→ **Task details**: Using the material below, copy every line where "title" appears.

→ **Records provided**:

+ + + + + + +

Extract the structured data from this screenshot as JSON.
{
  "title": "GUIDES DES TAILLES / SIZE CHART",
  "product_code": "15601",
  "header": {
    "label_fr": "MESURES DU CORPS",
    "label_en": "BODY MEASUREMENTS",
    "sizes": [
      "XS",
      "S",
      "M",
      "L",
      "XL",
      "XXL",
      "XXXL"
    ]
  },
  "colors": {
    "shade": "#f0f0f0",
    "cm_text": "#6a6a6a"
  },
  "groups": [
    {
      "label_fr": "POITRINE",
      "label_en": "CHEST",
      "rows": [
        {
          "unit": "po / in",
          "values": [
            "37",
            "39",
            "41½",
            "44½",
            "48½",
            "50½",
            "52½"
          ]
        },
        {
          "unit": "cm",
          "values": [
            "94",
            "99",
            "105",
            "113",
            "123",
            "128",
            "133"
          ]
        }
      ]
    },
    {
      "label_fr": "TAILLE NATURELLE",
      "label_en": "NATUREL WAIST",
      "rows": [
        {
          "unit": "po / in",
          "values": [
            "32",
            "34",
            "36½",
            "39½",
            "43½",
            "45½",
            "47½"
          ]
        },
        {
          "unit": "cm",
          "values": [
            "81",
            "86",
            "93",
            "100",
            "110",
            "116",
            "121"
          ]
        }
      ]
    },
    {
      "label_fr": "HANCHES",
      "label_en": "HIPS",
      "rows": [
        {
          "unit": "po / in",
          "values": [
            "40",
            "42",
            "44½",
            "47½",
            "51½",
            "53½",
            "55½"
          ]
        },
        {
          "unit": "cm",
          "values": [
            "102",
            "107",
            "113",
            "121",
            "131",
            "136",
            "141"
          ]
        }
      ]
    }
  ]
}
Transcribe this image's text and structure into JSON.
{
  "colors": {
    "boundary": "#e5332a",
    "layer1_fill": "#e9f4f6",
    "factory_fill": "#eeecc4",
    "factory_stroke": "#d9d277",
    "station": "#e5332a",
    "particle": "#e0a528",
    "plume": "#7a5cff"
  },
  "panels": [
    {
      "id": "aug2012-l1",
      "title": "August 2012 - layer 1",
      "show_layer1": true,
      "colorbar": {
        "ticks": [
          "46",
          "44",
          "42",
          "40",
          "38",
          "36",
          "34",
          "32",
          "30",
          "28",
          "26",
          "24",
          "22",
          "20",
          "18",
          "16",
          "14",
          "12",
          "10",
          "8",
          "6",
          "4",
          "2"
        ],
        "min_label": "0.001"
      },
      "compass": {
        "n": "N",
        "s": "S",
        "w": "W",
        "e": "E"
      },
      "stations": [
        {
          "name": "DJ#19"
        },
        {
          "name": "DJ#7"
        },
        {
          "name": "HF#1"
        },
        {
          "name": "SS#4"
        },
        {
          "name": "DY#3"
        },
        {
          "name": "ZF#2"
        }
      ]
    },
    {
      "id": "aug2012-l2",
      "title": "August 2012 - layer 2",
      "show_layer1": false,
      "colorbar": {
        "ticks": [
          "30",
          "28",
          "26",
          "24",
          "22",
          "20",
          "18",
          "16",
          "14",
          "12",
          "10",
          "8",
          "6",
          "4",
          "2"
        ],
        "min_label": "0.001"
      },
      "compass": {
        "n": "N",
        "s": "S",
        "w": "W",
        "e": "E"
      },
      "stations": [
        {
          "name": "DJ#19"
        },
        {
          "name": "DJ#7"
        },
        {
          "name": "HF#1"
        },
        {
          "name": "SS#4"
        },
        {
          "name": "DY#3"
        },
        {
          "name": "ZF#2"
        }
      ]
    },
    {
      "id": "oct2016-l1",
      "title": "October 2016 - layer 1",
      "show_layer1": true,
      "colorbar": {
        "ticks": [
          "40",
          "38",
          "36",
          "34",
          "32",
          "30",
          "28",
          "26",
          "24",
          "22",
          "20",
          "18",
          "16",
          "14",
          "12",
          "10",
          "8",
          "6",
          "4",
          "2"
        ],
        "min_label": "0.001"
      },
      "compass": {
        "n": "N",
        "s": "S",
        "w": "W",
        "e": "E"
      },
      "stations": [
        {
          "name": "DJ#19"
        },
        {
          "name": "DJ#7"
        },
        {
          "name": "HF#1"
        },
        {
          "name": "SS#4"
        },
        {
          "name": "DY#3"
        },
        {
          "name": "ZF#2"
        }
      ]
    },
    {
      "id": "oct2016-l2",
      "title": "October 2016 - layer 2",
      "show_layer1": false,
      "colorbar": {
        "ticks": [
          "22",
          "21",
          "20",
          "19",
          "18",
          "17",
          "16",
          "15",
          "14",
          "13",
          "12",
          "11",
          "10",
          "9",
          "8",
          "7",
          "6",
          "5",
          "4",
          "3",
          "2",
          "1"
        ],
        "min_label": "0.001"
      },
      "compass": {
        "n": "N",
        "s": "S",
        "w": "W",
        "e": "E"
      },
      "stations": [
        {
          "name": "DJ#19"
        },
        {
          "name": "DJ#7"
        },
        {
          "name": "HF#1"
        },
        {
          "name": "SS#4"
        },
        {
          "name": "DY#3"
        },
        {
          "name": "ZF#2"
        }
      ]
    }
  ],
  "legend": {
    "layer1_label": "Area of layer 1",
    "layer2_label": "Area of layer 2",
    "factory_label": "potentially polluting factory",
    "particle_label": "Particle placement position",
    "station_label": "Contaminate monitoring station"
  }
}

+ + + + + + +

→ **The reply**:
  "title": "GUIDES DES TAILLES / SIZE CHART",
      "title": "August 2012 - layer 1",
      "title": "August 2012 - layer 2",
      "title": "October 2016 - layer 1",
      "title": "October 2016 - layer 2",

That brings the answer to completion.